__WHAT YOU ARE ASKED TO DO__: Using the data below, copy each line that includes the word "máxima".

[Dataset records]

-- START --

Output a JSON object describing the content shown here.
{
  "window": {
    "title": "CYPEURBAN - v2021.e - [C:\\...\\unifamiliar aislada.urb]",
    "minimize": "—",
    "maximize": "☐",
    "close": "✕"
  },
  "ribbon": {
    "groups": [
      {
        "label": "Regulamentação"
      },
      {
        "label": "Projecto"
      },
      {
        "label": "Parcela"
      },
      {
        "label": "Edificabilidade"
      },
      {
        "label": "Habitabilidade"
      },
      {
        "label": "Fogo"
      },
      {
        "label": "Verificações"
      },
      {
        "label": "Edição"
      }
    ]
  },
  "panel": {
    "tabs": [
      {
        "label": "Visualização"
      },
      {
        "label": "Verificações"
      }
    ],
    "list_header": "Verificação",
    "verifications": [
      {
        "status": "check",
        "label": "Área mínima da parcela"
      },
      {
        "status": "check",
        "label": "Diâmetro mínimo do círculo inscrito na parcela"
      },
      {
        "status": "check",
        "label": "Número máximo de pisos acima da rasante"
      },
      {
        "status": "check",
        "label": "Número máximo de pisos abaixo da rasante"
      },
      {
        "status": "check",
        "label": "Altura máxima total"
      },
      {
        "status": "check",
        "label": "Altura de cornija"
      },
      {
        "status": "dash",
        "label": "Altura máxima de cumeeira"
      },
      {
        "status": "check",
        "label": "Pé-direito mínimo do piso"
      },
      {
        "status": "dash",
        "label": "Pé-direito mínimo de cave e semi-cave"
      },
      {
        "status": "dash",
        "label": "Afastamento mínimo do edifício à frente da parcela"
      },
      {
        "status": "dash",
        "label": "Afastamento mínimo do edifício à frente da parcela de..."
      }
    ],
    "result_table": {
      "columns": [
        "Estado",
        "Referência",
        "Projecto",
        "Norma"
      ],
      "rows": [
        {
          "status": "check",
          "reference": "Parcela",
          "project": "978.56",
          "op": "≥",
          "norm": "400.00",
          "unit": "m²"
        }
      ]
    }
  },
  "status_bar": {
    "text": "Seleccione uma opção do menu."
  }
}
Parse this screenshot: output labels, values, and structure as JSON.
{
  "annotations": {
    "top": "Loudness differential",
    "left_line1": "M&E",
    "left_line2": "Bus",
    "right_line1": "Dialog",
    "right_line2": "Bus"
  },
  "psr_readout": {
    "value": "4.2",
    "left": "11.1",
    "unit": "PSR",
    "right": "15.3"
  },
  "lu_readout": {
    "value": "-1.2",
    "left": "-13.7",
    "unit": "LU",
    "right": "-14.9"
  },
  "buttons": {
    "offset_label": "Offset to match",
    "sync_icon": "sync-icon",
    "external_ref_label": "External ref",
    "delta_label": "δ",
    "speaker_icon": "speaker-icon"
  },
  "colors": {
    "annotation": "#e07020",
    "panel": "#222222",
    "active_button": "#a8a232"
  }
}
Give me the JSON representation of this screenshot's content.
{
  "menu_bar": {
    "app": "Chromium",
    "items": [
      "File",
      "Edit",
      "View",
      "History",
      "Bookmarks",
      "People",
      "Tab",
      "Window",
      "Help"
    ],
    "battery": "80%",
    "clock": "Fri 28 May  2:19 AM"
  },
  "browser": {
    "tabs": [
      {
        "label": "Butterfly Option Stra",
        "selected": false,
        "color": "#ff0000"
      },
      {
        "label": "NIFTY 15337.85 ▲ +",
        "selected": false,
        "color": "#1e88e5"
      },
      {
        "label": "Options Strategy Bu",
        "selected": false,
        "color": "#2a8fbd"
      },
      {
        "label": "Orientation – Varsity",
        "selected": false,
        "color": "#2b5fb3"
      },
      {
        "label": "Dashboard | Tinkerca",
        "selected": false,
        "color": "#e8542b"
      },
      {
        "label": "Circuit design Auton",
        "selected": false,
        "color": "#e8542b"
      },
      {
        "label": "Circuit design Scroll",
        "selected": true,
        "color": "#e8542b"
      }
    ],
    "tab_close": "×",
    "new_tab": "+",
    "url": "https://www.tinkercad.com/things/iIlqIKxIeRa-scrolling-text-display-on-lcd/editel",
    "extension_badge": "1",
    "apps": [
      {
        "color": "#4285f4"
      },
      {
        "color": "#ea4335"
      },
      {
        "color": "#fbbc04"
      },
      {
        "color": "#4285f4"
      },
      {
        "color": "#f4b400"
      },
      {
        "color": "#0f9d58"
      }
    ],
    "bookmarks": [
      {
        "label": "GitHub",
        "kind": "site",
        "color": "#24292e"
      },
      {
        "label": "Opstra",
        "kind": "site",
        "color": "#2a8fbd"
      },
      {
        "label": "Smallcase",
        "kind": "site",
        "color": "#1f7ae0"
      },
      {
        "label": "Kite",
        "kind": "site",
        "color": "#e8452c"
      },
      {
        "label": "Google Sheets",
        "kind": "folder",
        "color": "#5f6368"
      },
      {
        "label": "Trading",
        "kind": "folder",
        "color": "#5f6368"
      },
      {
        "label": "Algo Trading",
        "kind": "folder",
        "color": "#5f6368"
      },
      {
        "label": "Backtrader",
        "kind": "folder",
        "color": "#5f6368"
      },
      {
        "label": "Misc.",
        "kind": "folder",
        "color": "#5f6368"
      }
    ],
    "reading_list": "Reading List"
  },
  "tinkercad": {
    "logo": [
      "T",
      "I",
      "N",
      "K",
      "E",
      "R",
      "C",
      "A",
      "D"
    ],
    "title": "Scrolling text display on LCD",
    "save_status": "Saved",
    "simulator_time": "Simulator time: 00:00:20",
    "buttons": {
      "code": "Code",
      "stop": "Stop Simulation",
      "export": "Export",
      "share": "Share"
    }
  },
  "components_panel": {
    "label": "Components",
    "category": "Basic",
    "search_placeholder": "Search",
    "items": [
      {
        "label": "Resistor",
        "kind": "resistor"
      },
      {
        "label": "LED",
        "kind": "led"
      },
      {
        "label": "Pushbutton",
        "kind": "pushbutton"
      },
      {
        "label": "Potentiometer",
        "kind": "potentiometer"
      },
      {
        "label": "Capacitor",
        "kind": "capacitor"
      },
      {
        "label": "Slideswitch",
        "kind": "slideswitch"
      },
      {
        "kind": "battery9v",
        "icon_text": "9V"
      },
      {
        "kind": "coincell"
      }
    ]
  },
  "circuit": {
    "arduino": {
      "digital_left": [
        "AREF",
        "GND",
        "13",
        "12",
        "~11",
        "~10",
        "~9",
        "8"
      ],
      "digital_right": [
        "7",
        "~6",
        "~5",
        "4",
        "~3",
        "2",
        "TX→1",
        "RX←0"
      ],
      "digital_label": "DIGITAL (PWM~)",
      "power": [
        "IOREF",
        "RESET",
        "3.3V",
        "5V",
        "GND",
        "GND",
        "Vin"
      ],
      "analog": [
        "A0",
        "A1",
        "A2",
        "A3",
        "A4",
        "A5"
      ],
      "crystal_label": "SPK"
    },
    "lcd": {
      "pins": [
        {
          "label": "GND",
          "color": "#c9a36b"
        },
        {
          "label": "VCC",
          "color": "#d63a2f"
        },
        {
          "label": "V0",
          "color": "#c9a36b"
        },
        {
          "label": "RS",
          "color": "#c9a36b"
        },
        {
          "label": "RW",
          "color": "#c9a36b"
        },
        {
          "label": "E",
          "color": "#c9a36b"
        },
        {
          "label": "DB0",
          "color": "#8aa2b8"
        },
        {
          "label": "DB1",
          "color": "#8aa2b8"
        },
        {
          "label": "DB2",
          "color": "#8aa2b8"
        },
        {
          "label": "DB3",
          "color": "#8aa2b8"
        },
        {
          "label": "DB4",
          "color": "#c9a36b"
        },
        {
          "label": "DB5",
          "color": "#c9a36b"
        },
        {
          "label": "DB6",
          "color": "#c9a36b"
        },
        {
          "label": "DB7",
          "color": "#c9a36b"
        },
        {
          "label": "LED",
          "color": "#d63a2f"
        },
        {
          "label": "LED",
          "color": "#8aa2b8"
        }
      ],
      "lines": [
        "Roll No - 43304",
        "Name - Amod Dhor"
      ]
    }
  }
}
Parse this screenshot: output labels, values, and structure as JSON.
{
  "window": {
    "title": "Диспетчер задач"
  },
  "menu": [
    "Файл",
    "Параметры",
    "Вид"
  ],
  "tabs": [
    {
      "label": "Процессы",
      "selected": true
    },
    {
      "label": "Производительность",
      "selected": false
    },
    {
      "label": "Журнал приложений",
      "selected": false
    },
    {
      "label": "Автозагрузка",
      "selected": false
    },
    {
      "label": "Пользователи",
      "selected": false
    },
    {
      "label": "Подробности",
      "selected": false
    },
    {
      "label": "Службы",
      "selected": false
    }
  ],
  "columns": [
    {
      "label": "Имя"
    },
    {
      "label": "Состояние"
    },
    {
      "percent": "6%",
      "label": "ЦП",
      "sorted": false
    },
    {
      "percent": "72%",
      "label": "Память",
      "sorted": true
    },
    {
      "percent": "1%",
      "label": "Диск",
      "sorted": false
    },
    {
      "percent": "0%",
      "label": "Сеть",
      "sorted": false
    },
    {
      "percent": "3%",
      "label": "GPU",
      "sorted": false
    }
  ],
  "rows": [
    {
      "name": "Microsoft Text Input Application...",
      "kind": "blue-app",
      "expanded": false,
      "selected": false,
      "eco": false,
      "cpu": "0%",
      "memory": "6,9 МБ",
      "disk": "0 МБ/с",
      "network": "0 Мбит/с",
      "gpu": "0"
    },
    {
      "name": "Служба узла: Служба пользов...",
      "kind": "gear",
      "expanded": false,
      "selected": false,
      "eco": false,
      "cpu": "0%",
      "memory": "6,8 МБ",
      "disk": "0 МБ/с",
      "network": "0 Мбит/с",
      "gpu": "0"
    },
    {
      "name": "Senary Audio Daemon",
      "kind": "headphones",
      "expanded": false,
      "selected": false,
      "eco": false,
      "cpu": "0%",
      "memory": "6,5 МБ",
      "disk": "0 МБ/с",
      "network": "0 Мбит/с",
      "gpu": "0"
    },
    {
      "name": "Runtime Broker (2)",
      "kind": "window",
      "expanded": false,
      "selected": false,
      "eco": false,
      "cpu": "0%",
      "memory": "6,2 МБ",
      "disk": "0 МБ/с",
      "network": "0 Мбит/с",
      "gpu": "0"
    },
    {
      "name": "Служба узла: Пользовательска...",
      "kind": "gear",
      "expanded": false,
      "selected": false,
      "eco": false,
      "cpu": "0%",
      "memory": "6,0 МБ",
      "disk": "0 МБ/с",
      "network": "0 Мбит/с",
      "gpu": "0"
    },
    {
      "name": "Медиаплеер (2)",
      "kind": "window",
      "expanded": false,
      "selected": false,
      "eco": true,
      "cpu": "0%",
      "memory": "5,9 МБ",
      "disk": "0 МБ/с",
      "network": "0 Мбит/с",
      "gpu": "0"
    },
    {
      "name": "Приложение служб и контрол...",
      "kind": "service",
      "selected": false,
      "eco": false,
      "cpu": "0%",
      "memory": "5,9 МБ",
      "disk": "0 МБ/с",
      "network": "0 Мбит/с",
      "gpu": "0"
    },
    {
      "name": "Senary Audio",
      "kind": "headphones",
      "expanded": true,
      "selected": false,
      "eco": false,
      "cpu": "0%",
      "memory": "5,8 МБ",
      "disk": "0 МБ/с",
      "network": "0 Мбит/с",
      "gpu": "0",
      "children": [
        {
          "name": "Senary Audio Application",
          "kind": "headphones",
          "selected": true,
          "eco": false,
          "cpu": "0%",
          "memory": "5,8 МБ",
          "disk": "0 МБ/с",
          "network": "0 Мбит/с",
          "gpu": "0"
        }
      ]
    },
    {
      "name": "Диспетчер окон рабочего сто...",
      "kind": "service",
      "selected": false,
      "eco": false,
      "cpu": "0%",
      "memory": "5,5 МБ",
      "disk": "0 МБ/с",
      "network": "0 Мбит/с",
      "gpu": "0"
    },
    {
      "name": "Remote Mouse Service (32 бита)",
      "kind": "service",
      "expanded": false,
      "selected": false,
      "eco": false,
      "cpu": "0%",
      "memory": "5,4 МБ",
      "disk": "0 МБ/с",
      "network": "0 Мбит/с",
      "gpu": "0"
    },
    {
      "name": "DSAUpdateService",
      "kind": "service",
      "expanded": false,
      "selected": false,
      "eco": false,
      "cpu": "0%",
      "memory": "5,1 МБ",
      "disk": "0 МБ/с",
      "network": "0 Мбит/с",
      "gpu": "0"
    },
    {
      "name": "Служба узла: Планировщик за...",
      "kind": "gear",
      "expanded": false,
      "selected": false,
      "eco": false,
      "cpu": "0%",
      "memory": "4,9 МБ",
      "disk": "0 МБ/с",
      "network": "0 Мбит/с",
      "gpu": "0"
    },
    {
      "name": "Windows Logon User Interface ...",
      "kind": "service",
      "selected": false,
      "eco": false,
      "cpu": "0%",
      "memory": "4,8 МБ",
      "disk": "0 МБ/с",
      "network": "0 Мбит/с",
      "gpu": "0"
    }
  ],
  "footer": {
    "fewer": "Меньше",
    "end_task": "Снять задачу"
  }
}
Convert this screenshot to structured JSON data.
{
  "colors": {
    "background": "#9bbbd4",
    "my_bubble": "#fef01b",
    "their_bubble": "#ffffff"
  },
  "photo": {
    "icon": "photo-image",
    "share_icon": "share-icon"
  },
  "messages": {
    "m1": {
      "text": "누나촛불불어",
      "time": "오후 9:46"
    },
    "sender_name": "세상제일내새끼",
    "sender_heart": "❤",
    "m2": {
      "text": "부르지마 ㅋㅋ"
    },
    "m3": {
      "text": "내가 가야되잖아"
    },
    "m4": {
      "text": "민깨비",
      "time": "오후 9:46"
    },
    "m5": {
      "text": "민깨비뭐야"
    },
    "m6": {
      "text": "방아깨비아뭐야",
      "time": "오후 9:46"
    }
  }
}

-- END --

__THE RESPONSE__:
        "label": "Altura máxima total"
        "label": "Altura máxima de cumeeira"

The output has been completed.